Autores

Uber, J.A. (UNIVERSIDADE FEDERAL DO PARANÁ) ; Kleina, M. (UNIVERSIDADE FEDERAL DO PARANÁ) ; Santos, L.J.C. (UNIVERSIDADE FEDERAL DO PARANÁ)

Resumo

O objetivo principal do trabalho foi realizar o mapeamento geomorfológico da Bacia hidrográfica do Rio Sagrado (Morretes/PR), cuja área é de 137,7 km². A metodologia baseia-se na proposta de Ross (1992), preconiza a visão detalhada do relevo, trazendo informações do seu passado e possibilitando um prognóstico para um cenário futuro. A imagem utilizada no mapeamento foi a RapidEye de 2012, cuja resolução espacial é de 5 metros. Também foram utilizadas imagens SRTM (Shuttle Radar Topography Mission), com resolução de 90 metros e o mapa geológico compatível com a escala 1:50.000. Como resultados foram identificados os seis níveis taxonômicos: Unidades morfoestruturais, morfoesculturais, morfológicas, tipos de relevo, tipos de vertentes e formas/processos atuais.

○ ○ ○

### O exercício
Transcreva do resumo, sem alterações, tudo o que vai de "O objetivo principal" até "e formas/processos atuais.". Utilize somente o resumo como fonte.

### Informações fornecidas
○ ○ ○

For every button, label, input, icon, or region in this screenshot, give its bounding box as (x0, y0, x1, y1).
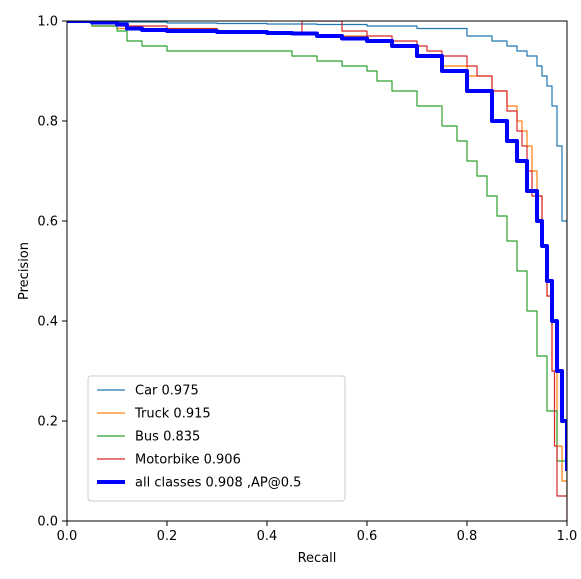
y-axis-title: Precision (17, 242, 32, 300)
legend-label: Bus 0.835 (135, 430, 200, 445)
x-axis-title: Recall (298, 551, 337, 566)
plot-frame (66, 20, 568, 522)
series-line-0 (67, 21, 567, 371)
series-group (67, 21, 567, 521)
legend-box (87, 375, 346, 502)
x-tick-label: 0.6 (357, 529, 378, 544)
series-line-4 (67, 21, 567, 471)
y-tick-label: 0.4 (37, 315, 58, 330)
x-tick-label: 0.8 (457, 529, 478, 544)
y-tick-label: 0.6 (37, 215, 58, 230)
y-tick-label: 0.8 (37, 115, 58, 130)
y-tick-label: 0.0 (37, 515, 58, 530)
legend: Car 0.975 Truck 0.915 Bus 0.835 Motorbike 0… (87, 375, 346, 502)
x-tick-label: 0.4 (257, 529, 278, 544)
plot-area (67, 21, 567, 521)
series-line-2 (67, 21, 567, 496)
x-tick-label: 1.0 (557, 529, 578, 544)
y-tick-label: 0.2 (37, 415, 58, 430)
x-tick-label: 0.2 (157, 529, 178, 544)
legend-label: Motorbike 0.906 (135, 453, 241, 468)
x-tick-label: 0.0 (57, 529, 78, 544)
legend-label: Car 0.975 (135, 384, 199, 399)
axes: 0.0 0.2 0.4 0.6 0.8 1.0 0.0 0.2 0.4 0.6 0.8 1.0 (37, 15, 577, 545)
legend-label: Truck 0.915 (134, 407, 211, 422)
y-tick-label: 1.0 (37, 15, 58, 30)
legend-label: all classes 0.908 ,AP@0.5 (135, 476, 301, 491)
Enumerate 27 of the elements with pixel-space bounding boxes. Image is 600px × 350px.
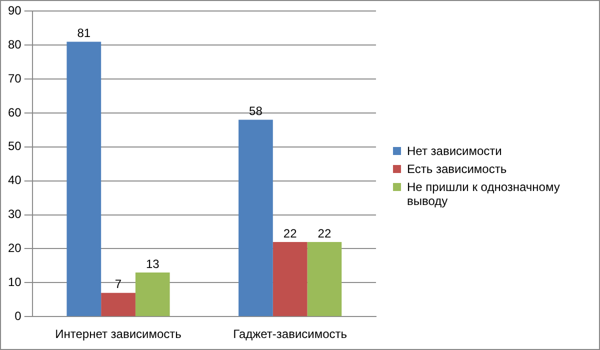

○ ○ ○

### Resposta do exercício
O objetivo principal do trabalho foi realizar o mapeamento geomorfológico da Bacia hidrográfica do Rio Sagrado (Morretes/PR), cuja área é de 137,7 km². A metodologia baseia-se na proposta de Ross (1992), preconiza a visão detalhada do relevo, trazendo informações do seu passado e possibilitando um prognóstico para um cenário futuro. A imagem utilizada no mapeamento foi a RapidEye de 2012, cuja resolução espacial é de 5 metros. Também foram utilizadas imagens SRTM (Shuttle Radar Topography Mission), com resolução de 90 metros e o mapa geológico compatível com a escala 1:50.000. Como resultados foram identificados os seis níveis taxonômicos: Unidades morfoestruturais, morfoesculturais, morfológicas, tipos de relevo, tipos de vertentes e formas/processos atuais.